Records
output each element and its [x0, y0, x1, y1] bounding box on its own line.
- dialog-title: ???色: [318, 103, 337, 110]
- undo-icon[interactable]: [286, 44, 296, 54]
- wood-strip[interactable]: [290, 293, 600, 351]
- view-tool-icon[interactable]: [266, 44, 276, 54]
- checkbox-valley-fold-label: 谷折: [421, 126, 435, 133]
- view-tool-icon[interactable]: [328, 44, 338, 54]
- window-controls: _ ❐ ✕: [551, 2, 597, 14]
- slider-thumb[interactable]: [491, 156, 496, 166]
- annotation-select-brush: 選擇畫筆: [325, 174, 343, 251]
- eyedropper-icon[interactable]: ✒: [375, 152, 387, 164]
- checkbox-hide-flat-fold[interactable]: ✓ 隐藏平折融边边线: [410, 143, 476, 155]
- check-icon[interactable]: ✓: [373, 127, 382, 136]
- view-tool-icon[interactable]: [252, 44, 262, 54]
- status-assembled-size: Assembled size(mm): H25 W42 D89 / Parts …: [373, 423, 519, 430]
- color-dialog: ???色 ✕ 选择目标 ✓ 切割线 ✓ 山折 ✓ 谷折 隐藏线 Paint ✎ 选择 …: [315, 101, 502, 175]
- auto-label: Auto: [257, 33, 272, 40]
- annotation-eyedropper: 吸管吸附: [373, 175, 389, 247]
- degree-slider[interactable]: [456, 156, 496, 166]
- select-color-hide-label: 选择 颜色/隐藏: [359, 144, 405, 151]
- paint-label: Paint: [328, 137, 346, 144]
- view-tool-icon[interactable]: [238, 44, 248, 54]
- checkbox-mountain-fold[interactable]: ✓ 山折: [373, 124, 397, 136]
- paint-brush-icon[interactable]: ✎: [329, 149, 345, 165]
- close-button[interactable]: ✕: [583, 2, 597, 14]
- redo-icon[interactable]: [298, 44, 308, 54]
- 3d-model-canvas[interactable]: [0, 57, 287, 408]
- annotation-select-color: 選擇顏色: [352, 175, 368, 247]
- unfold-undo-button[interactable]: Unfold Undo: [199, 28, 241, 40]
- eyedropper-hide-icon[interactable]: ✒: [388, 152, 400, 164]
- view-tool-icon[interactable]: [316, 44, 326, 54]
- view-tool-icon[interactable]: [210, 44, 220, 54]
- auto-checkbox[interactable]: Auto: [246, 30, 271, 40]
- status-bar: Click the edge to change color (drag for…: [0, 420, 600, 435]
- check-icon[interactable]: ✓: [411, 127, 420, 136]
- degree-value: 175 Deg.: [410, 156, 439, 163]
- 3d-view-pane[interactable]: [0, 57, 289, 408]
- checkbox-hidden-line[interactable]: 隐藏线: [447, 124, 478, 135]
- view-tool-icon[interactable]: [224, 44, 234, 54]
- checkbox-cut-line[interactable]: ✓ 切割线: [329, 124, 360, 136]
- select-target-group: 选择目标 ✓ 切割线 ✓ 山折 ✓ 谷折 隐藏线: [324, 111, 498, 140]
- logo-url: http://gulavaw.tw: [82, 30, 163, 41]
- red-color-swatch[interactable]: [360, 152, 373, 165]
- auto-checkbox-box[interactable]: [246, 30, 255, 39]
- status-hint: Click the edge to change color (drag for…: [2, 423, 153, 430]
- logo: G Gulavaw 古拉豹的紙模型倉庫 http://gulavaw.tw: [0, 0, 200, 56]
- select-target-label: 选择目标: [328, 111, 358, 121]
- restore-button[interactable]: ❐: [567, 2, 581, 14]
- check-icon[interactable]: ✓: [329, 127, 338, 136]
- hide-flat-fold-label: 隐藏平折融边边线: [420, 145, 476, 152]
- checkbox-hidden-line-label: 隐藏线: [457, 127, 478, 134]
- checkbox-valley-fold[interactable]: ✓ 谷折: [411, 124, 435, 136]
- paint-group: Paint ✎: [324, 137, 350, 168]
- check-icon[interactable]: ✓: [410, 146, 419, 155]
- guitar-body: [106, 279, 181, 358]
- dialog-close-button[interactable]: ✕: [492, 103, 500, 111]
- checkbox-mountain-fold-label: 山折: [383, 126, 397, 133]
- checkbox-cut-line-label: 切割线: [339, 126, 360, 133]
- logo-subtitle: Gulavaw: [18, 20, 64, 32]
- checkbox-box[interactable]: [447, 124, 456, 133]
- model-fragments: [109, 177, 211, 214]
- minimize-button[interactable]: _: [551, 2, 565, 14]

◆ PROBLEM STATEMENT
Reproduce every line of the records above, character for character and in the same order.

◆ WRITTEN SOLUTION
output each element and its [x0, y0, x1, y1] bounding box on its own line.
- dialog-title: ???色: [318, 103, 337, 110]
- undo-icon[interactable]: [286, 44, 296, 54]
- wood-strip[interactable]: [290, 293, 600, 351]
- view-tool-icon[interactable]: [266, 44, 276, 54]
- checkbox-valley-fold-label: 谷折: [421, 126, 435, 133]
- view-tool-icon[interactable]: [328, 44, 338, 54]
- window-controls: _ ❐ ✕: [551, 2, 597, 14]
- slider-thumb[interactable]: [491, 156, 496, 166]
- annotation-select-brush: 選擇畫筆: [325, 174, 343, 251]
- eyedropper-icon[interactable]: ✒: [375, 152, 387, 164]
- checkbox-hide-flat-fold[interactable]: ✓ 隐藏平折融边边线: [410, 143, 476, 155]
- check-icon[interactable]: ✓: [373, 127, 382, 136]
- view-tool-icon[interactable]: [252, 44, 262, 54]
- status-assembled-size: Assembled size(mm): H25 W42 D89 / Parts …: [373, 423, 519, 430]
- color-dialog: ???色 ✕ 选择目标 ✓ 切割线 ✓ 山折 ✓ 谷折 隐藏线 Paint ✎ 选择 …: [315, 101, 502, 175]
- auto-label: Auto: [257, 33, 272, 40]
- annotation-eyedropper: 吸管吸附: [373, 175, 389, 247]
- degree-slider[interactable]: [456, 156, 496, 166]
- select-color-hide-label: 选择 颜色/隐藏: [359, 144, 405, 151]
- paint-label: Paint: [328, 137, 346, 144]
- view-tool-icon[interactable]: [238, 44, 248, 54]
- checkbox-mountain-fold[interactable]: ✓ 山折: [373, 124, 397, 136]
- paint-brush-icon[interactable]: ✎: [329, 149, 345, 165]
- close-button[interactable]: ✕: [583, 2, 597, 14]
- redo-icon[interactable]: [298, 44, 308, 54]
- 3d-model-canvas[interactable]: [0, 57, 287, 408]
- annotation-select-color: 選擇顏色: [352, 175, 368, 247]
- unfold-undo-button[interactable]: Unfold Undo: [199, 28, 241, 40]
- eyedropper-hide-icon[interactable]: ✒: [388, 152, 400, 164]
- view-tool-icon[interactable]: [316, 44, 326, 54]
- view-tool-icon[interactable]: [210, 44, 220, 54]
- auto-checkbox[interactable]: Auto: [246, 30, 271, 40]
- status-bar: Click the edge to change color (drag for…: [0, 420, 600, 435]
- check-icon[interactable]: ✓: [411, 127, 420, 136]
- degree-value: 175 Deg.: [410, 156, 439, 163]
- 3d-view-pane[interactable]: [0, 57, 289, 408]
- checkbox-hidden-line[interactable]: 隐藏线: [447, 124, 478, 135]
- view-tool-icon[interactable]: [224, 44, 234, 54]
- checkbox-cut-line[interactable]: ✓ 切割线: [329, 124, 360, 136]
- select-target-group: 选择目标 ✓ 切割线 ✓ 山折 ✓ 谷折 隐藏线: [324, 111, 498, 140]
- logo-url: http://gulavaw.tw: [82, 30, 163, 41]
- red-color-swatch[interactable]: [360, 152, 373, 165]
- auto-checkbox-box[interactable]: [246, 30, 255, 39]
- status-hint: Click the edge to change color (drag for…: [2, 423, 153, 430]
- logo: G Gulavaw 古拉豹的紙模型倉庫 http://gulavaw.tw: [0, 0, 200, 56]
- select-target-label: 选择目标: [328, 111, 358, 121]
- restore-button[interactable]: ❐: [567, 2, 581, 14]
- check-icon[interactable]: ✓: [329, 127, 338, 136]
- hide-flat-fold-label: 隐藏平折融边边线: [420, 145, 476, 152]
- checkbox-hidden-line-label: 隐藏线: [457, 127, 478, 134]
- checkbox-valley-fold[interactable]: ✓ 谷折: [411, 124, 435, 136]
- paint-group: Paint ✎: [324, 137, 350, 168]
- check-icon[interactable]: ✓: [410, 146, 419, 155]
- guitar-body: [106, 279, 181, 358]
- dialog-close-button[interactable]: ✕: [492, 103, 500, 111]
- checkbox-mountain-fold-label: 山折: [383, 126, 397, 133]
- checkbox-cut-line-label: 切割线: [339, 126, 360, 133]
- logo-subtitle: Gulavaw: [18, 20, 64, 32]
- checkbox-box[interactable]: [447, 124, 456, 133]
- model-fragments: [109, 177, 211, 214]
- minimize-button[interactable]: _: [551, 2, 565, 14]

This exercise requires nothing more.